Count how many lines of the data include "Distant". The answer is that number and nothing else.

Exercise materials:
:::

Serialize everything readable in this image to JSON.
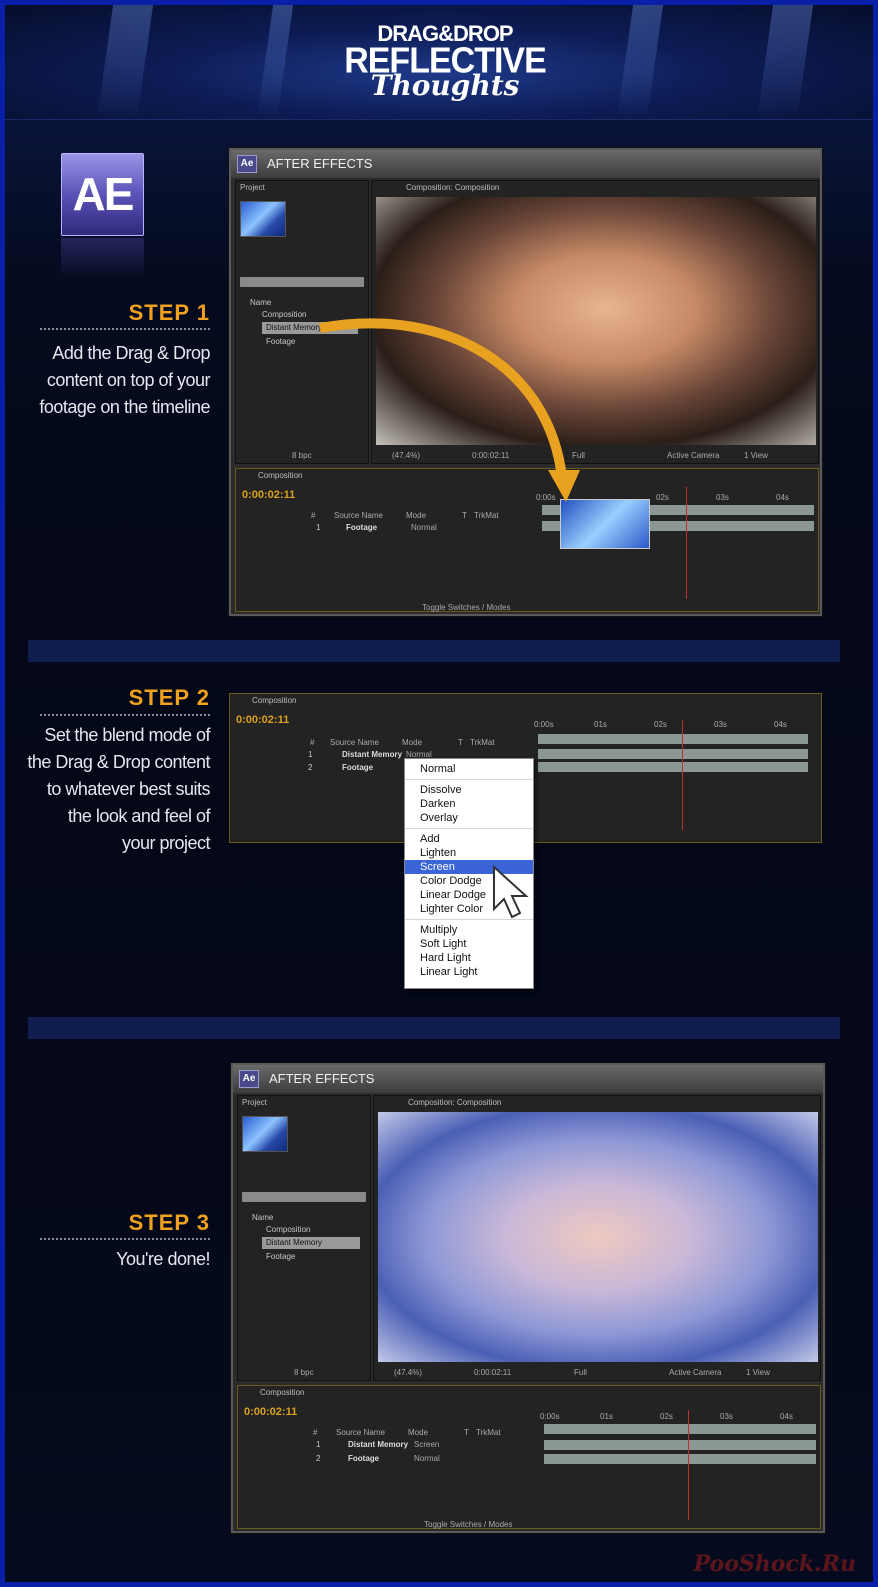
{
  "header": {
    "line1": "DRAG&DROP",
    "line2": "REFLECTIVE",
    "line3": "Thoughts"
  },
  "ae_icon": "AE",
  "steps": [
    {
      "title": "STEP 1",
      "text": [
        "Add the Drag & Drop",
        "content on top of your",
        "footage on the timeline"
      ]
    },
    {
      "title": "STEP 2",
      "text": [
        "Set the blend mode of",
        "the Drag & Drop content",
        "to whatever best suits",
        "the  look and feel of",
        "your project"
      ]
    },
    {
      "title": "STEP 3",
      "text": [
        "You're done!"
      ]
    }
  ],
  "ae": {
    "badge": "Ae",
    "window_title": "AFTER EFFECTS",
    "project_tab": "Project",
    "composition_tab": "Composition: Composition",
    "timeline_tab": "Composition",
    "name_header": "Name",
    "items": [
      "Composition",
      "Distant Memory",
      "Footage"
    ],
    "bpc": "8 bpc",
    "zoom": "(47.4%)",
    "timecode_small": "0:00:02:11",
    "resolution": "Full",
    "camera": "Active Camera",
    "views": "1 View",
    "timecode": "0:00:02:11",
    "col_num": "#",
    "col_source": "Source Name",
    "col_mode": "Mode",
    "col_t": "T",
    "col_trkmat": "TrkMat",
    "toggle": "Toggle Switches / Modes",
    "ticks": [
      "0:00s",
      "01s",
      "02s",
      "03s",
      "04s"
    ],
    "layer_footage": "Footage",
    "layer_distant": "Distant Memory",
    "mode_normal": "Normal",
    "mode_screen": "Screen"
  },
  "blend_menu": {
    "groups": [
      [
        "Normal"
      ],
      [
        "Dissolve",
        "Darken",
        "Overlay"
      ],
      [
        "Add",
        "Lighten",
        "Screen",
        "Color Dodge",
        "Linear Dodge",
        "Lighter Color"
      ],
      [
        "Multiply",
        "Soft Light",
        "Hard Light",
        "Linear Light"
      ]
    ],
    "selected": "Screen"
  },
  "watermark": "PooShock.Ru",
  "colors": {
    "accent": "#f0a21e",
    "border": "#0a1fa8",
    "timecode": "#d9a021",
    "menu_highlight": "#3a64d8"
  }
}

:::

Result for this exercise: 2